__Page excerpt__.
_ _ _
9.57   Theorem. Let $a,b,c$ be real numbers. If $f$ is a function that is integrable on each interval with endpoints in $\{ a,b,c\}$ then

\begin{displaymath}\int_a^c f=\int_a^b f+\int_b^c f.\end{displaymath}

Proof: The case where $a\leq b\leq c$ is proved in theorem 8.18. The rest of the proof is exactly like the proof of exercise 5.69. $\diamondsuit$

9.58   Exercise. Prove theorem 9.57.

We have proved the following formulas:

$\displaystyle \int_a^b x^r dx$ $\textstyle =$ $\displaystyle {{b^{r+1}-a^{r+1}}\over {r+1}} \mbox{ for } 0<a<b \quad
r\in \mbox{{\bf Q}}\setminus\{-1\},$ (9.59)
_ _ _
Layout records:
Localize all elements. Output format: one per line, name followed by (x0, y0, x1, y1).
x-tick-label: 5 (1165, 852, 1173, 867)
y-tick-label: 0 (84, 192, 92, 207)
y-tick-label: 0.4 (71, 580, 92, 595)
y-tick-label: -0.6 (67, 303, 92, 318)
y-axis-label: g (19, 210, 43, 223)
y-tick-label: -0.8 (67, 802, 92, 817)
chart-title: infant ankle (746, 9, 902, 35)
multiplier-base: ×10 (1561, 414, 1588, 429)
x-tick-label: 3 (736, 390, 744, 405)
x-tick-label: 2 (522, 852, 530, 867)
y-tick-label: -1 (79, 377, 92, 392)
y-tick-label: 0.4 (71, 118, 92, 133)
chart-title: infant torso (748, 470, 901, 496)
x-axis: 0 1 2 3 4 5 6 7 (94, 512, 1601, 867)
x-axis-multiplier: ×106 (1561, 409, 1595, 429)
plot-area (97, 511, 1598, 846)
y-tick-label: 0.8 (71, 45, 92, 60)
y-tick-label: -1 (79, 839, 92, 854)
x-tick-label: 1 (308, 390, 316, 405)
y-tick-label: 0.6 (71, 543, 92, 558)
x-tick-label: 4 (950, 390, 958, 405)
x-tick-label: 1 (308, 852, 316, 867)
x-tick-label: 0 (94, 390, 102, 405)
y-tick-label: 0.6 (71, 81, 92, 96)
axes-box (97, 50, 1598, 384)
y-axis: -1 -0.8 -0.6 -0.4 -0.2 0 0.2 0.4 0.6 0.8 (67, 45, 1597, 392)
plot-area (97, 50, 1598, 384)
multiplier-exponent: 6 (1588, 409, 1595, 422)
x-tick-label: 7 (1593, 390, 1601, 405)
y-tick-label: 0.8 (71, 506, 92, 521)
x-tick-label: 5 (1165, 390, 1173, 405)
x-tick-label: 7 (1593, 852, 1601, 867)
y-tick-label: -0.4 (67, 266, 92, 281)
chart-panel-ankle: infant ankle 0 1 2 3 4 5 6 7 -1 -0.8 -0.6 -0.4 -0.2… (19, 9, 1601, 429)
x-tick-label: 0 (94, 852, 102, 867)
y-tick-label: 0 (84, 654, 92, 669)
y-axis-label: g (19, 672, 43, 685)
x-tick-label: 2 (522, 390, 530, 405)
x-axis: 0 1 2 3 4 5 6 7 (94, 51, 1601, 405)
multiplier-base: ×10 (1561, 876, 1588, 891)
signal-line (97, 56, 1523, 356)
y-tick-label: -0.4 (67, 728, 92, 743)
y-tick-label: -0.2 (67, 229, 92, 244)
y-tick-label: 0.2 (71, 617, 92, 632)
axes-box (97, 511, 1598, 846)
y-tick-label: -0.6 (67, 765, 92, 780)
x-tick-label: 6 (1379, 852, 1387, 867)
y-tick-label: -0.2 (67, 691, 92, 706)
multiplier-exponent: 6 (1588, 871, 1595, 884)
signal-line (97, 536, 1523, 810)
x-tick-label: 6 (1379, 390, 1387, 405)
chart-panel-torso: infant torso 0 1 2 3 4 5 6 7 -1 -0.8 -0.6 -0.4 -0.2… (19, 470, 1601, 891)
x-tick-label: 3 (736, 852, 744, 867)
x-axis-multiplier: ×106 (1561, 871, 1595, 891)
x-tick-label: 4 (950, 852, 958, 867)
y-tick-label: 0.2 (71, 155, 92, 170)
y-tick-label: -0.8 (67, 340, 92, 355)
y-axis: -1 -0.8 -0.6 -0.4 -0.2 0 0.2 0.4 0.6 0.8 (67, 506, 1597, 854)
_ _ _
__Exercise__.
Continue the excerpt on integrals, starting right after formula (9.59).

__Task response__.
$\displaystyle \int_a^b {1\over t}dt$ $\textstyle =$ $\displaystyle \ln (b)-\ln (a) \mbox{ for } 0< a < b,$  
$\displaystyle \int_a^b \sin (ct)dt$ $\textstyle =$ $\displaystyle {{-\cos (cb)+\cos (ca)}\over c} \mbox{ for } a<b,
\mbox{ and }c > 0,$  
$\displaystyle \int_a^b \cos (ct) dt$ $\textstyle =$ $\displaystyle {{\sin (cb)-\sin (ca)}\over c} \mbox{ for } a<b,
\mbox{ and }c > 0.$ (9.60)

In each case we have a formula of the form

\begin{displaymath}\int_a^b f(t)dt= F(b)-F(a).\end{displaymath}

This is a general sort of situation, as is shown by the following theorem.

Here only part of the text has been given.